EXTRAIT CHOISI -
########################################
Deux logiques sont à l'œuvre. D'un côté, il y a les Etats pétroliers - le Kazakhstan avec le Team Astana, les Emirats arabes unis avec le Team UAE, Bahreïn avec le Team Bahrain-Merida - qui cherchent à s'offrir une exposition internationale. Ils jouent à ce que fait le Qatar dans le football, à une échelle plus réduite et moins coûteuse. Cette diplomatie par le sport vise à s'insérer dans une élite internationale, à rencontrer du monde, car le cyclisme pro permet d'être exposé sur les cinq continents. De l'autre, des multinationales polluantes comme Total et Ineos. C'est un mouvement plus récent, même si on avait déjà vu l'italien Liquigas investir par le passé. Pour Ineos, il s'agit de la décision d'un grand patron, Jim Ratcliffe, un self-made-man qui décide d'investir tous azimuts dans le sport [Ratcliffe, homme le plus riche du Royaume-Uni, veut devenir le propriétaire de l'OGC Nice, ndlr]. L'arrivée de Total, elle, intervient à la suite du rachat d'un actif, Direct Energie, l'ancien sponsor de l'équipe de Jean-René Bernaudeau.
Que recherchent ces deux entreprises ?
Elles investissent dans le sport pour redorer leur image et se verdir. Le vélo est un sport populaire, pratiqué en plein air, qui évoque le bien-être. Mais ce n'est pas parce qu'une boîte comme Total investit dans le cyclisme qu'elle change son business : elle prévoit toujours des opérations de forage mises à l'index par les ONG environnementales en Ouganda, elle continue son lobbying contre les régulations environnementales.
Pourquoi le cyclisme ?
########################################
[Éléments d'un jeu de données]
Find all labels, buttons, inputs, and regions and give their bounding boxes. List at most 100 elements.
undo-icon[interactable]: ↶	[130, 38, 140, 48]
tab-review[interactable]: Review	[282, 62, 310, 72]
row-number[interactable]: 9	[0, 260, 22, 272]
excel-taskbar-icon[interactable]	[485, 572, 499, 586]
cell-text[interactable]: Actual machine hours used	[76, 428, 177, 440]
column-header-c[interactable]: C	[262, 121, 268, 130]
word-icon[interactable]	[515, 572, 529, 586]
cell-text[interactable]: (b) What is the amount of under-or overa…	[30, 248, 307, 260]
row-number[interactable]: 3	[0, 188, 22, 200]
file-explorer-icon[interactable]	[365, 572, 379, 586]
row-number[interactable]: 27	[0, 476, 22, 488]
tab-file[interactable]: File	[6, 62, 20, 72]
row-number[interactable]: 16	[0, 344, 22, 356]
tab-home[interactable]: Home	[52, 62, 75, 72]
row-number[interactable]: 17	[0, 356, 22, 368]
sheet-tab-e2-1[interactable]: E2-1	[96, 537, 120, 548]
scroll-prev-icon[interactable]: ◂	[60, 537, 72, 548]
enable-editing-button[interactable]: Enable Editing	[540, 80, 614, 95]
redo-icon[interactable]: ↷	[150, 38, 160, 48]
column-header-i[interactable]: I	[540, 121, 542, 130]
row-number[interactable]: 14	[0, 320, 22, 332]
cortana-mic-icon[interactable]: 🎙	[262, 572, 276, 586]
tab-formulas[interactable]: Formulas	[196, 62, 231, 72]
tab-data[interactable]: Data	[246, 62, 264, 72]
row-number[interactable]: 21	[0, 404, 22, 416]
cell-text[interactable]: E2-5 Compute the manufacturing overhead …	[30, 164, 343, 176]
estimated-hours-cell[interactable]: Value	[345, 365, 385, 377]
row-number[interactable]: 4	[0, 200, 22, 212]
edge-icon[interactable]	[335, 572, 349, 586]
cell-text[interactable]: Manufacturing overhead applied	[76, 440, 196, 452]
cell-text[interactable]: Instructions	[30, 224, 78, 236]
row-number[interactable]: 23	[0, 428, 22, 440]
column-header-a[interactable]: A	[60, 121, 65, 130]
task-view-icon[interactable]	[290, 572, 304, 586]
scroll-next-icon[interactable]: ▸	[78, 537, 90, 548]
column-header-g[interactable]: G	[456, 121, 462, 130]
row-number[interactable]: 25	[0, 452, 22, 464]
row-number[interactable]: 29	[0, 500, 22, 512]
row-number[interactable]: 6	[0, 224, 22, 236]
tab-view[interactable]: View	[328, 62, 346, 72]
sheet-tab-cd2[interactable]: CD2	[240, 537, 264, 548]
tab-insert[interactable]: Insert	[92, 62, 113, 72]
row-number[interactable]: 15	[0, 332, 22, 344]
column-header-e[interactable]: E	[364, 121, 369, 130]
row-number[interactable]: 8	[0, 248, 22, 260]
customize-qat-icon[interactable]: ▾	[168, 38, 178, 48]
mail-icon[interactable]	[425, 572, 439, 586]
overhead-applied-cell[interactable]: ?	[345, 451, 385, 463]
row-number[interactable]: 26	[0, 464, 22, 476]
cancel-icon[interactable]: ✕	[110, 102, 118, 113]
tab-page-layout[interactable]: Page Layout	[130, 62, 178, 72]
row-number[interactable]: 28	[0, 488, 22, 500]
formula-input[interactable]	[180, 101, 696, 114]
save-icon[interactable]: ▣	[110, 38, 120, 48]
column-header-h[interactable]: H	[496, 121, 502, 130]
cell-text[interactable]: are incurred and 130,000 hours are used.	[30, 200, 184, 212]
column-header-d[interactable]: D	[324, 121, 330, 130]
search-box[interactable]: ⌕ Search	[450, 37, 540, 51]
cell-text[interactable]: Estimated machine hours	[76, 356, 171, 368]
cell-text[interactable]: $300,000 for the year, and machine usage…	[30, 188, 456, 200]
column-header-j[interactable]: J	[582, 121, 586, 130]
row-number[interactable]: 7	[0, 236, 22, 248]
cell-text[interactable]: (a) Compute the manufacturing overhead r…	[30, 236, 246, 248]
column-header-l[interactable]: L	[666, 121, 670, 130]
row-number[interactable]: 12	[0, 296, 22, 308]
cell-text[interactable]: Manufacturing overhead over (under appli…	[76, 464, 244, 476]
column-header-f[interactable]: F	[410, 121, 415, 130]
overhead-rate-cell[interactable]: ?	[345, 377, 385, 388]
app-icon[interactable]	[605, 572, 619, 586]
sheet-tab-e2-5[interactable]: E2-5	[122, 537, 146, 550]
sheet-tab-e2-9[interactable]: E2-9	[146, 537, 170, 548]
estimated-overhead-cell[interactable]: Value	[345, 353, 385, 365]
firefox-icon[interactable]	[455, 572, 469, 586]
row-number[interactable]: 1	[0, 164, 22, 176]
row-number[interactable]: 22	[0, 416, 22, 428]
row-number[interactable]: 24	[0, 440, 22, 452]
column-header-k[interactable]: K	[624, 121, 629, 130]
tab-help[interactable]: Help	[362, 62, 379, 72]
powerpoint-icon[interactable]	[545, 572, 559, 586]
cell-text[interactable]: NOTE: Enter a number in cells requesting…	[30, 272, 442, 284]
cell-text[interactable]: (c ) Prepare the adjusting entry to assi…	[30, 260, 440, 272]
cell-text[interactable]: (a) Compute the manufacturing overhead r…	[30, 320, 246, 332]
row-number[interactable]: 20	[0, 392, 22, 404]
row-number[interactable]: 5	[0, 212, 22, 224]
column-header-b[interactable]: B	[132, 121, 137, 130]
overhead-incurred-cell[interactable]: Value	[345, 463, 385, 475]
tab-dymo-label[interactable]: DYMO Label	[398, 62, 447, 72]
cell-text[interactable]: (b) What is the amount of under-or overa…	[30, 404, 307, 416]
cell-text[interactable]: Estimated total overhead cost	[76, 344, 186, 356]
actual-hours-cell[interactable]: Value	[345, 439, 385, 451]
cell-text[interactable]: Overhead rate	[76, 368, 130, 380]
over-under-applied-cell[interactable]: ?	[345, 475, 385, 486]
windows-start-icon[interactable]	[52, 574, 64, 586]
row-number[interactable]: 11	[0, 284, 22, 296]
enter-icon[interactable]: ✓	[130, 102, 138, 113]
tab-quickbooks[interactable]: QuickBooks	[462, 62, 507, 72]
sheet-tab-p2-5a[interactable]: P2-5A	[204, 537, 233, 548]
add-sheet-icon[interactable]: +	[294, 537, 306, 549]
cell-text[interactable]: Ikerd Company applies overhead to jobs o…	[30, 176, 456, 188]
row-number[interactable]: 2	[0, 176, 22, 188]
########################################
TRAVAIL À FAIRE -
Répondez à ces questions sur l'extrait consacré au financement du cyclisme professionnel.
1. Quelle équipe l'extrait associe-t-il aux Emirats arabes unis ?
2. Quel actif Total a-t-elle racheté avant son arrivée dans le cyclisme ?
3. Dans quel pays Total prévoit-elle des opérations de forage dénoncées par les ONG environnementales ?

RÉPONSE ATTENDUE -
1. Le Team UAE.
2. Direct Energie.
3. En Ouganda.